- What you need to do -
Can you reproduce the data beneath, keeping every line exact?

- Provided records -

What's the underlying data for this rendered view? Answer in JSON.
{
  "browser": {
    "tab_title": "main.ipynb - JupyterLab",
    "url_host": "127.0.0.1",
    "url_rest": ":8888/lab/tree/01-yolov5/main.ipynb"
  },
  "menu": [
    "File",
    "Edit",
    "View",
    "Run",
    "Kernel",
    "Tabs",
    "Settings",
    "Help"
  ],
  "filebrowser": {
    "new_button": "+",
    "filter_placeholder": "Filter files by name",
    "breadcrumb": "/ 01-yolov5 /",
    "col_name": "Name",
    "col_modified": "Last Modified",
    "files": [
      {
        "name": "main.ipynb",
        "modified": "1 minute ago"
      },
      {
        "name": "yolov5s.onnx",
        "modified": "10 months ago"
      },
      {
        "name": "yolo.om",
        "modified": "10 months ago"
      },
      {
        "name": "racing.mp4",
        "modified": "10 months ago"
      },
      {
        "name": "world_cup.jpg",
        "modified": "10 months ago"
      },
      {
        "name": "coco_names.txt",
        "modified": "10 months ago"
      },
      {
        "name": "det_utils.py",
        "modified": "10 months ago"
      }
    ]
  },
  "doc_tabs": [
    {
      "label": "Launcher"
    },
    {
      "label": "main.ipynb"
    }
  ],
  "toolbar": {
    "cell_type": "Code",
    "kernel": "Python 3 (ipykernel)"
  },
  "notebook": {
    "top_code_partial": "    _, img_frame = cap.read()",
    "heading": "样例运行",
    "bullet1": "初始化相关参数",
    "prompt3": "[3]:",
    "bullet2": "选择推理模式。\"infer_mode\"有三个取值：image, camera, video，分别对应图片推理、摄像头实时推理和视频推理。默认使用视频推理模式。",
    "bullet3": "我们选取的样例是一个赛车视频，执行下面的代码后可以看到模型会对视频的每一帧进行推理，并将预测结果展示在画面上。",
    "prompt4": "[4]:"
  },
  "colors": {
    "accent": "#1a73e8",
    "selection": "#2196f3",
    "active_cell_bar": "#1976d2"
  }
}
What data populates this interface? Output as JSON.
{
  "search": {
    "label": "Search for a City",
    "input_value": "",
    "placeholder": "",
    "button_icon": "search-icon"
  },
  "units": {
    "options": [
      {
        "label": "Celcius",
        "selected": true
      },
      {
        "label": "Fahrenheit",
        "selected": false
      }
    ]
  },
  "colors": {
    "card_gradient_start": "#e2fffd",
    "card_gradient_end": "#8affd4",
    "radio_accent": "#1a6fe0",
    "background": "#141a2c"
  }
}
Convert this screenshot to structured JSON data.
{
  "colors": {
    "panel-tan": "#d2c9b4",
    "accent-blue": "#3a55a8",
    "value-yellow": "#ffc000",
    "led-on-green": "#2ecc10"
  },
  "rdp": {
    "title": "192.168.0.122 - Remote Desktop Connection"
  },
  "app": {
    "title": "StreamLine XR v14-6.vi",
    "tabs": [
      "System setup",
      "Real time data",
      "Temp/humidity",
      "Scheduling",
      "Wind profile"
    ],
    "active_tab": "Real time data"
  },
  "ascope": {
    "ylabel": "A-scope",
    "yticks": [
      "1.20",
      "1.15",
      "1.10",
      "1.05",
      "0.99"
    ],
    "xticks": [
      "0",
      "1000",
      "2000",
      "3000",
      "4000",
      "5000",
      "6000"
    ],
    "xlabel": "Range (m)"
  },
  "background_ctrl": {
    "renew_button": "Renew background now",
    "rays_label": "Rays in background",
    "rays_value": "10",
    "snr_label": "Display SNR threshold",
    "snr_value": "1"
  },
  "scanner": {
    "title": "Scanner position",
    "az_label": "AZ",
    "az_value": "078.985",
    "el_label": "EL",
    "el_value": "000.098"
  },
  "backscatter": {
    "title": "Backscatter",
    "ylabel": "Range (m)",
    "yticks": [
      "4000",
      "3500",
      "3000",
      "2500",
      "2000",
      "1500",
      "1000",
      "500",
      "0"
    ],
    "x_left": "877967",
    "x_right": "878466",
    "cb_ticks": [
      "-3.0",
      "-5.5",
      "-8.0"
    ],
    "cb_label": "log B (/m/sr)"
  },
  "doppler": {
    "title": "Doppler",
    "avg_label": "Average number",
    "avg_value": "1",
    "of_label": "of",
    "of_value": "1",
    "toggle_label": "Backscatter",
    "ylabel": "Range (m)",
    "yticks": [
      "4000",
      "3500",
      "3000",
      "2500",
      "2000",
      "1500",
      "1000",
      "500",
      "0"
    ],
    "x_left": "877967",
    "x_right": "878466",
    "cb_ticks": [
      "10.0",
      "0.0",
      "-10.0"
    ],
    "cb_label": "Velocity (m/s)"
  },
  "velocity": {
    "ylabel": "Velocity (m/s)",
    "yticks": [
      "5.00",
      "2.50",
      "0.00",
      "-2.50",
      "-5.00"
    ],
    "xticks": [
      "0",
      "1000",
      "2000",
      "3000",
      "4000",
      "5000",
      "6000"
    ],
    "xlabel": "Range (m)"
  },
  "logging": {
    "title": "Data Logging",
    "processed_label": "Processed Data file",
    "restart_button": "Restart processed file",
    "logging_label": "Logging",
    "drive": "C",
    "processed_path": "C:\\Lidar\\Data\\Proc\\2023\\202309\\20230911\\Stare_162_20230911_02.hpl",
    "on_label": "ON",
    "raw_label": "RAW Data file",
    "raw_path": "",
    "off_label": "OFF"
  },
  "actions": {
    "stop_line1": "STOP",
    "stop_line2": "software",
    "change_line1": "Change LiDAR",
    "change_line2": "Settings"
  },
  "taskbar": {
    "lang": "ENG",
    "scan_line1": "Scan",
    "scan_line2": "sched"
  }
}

- Task response -
What's the underlying data for this rendered view? Answer in JSON.
{
  "browser": {
    "tab_title": "main.ipynb - JupyterLab",
    "url_host": "127.0.0.1",
    "url_rest": ":8888/lab/tree/01-yolov5/main.ipynb"
  },
  "menu": [
    "File",
    "Edit",
    "View",
    "Run",
    "Kernel",
    "Tabs",
    "Settings",
    "Help"
  ],
  "filebrowser": {
    "new_button": "+",
    "filter_placeholder": "Filter files by name",
    "breadcrumb": "/ 01-yolov5 /",
    "col_name": "Name",
    "col_modified": "Last Modified",
    "files": [
      {
        "name": "main.ipynb",
        "modified": "1 minute ago"
      },
      {
        "name": "yolov5s.onnx",
        "modified": "10 months ago"
      },
      {
        "name": "yolo.om",
        "modified": "10 months ago"
      },
      {
        "name": "racing.mp4",
        "modified": "10 months ago"
      },
      {
        "name": "world_cup.jpg",
        "modified": "10 months ago"
      },
      {
        "name": "coco_names.txt",
        "modified": "10 months ago"
      },
      {
        "name": "det_utils.py",
        "modified": "10 months ago"
      }
    ]
  },
  "doc_tabs": [
    {
      "label": "Launcher"
    },
    {
      "label": "main.ipynb"
    }
  ],
  "toolbar": {
    "cell_type": "Code",
    "kernel": "Python 3 (ipykernel)"
  },
  "notebook": {
    "top_code_partial": "    _, img_frame = cap.read()",
    "heading": "样例运行",
    "bullet1": "初始化相关参数",
    "prompt3": "[3]:",
    "bullet2": "选择推理模式。\"infer_mode\"有三个取值：image, camera, video，分别对应图片推理、摄像头实时推理和视频推理。默认使用视频推理模式。",
    "bullet3": "我们选取的样例是一个赛车视频，执行下面的代码后可以看到模型会对视频的每一帧进行推理，并将预测结果展示在画面上。",
    "prompt4": "[4]:"
  },
  "colors": {
    "accent": "#1a73e8",
    "selection": "#2196f3",
    "active_cell_bar": "#1976d2"
  }
}
What data populates this interface? Output as JSON.
{
  "search": {
    "label": "Search for a City",
    "input_value": "",
    "placeholder": "",
    "button_icon": "search-icon"
  },
  "units": {
    "options": [
      {
        "label": "Celcius",
        "selected": true
      },
      {
        "label": "Fahrenheit",
        "selected": false
      }
    ]
  },
  "colors": {
    "card_gradient_start": "#e2fffd",
    "card_gradient_end": "#8affd4",
    "radio_accent": "#1a6fe0",
    "background": "#141a2c"
  }
}
Convert this screenshot to structured JSON data.
{
  "colors": {
    "panel-tan": "#d2c9b4",
    "accent-blue": "#3a55a8",
    "value-yellow": "#ffc000",
    "led-on-green": "#2ecc10"
  },
  "rdp": {
    "title": "192.168.0.122 - Remote Desktop Connection"
  },
  "app": {
    "title": "StreamLine XR v14-6.vi",
    "tabs": [
      "System setup",
      "Real time data",
      "Temp/humidity",
      "Scheduling",
      "Wind profile"
    ],
    "active_tab": "Real time data"
  },
  "ascope": {
    "ylabel": "A-scope",
    "yticks": [
      "1.20",
      "1.15",
      "1.10",
      "1.05",
      "0.99"
    ],
    "xticks": [
      "0",
      "1000",
      "2000",
      "3000",
      "4000",
      "5000",
      "6000"
    ],
    "xlabel": "Range (m)"
  },
  "background_ctrl": {
    "renew_button": "Renew background now",
    "rays_label": "Rays in background",
    "rays_value": "10",
    "snr_label": "Display SNR threshold",
    "snr_value": "1"
  },
  "scanner": {
    "title": "Scanner position",
    "az_label": "AZ",
    "az_value": "078.985",
    "el_label": "EL",
    "el_value": "000.098"
  },
  "backscatter": {
    "title": "Backscatter",
    "ylabel": "Range (m)",
    "yticks": [
      "4000",
      "3500",
      "3000",
      "2500",
      "2000",
      "1500",
      "1000",
      "500",
      "0"
    ],
    "x_left": "877967",
    "x_right": "878466",
    "cb_ticks": [
      "-3.0",
      "-5.5",
      "-8.0"
    ],
    "cb_label": "log B (/m/sr)"
  },
  "doppler": {
    "title": "Doppler",
    "avg_label": "Average number",
    "avg_value": "1",
    "of_label": "of",
    "of_value": "1",
    "toggle_label": "Backscatter",
    "ylabel": "Range (m)",
    "yticks": [
      "4000",
      "3500",
      "3000",
      "2500",
      "2000",
      "1500",
      "1000",
      "500",
      "0"
    ],
    "x_left": "877967",
    "x_right": "878466",
    "cb_ticks": [
      "10.0",
      "0.0",
      "-10.0"
    ],
    "cb_label": "Velocity (m/s)"
  },
  "velocity": {
    "ylabel": "Velocity (m/s)",
    "yticks": [
      "5.00",
      "2.50",
      "0.00",
      "-2.50",
      "-5.00"
    ],
    "xticks": [
      "0",
      "1000",
      "2000",
      "3000",
      "4000",
      "5000",
      "6000"
    ],
    "xlabel": "Range (m)"
  },
  "logging": {
    "title": "Data Logging",
    "processed_label": "Processed Data file",
    "restart_button": "Restart processed file",
    "logging_label": "Logging",
    "drive": "C",
    "processed_path": "C:\\Lidar\\Data\\Proc\\2023\\202309\\20230911\\Stare_162_20230911_02.hpl",
    "on_label": "ON",
    "raw_label": "RAW Data file",
    "raw_path": "",
    "off_label": "OFF"
  },
  "actions": {
    "stop_line1": "STOP",
    "stop_line2": "software",
    "change_line1": "Change LiDAR",
    "change_line2": "Settings"
  },
  "taskbar": {
    "lang": "ENG",
    "scan_line1": "Scan",
    "scan_line2": "sched"
  }
}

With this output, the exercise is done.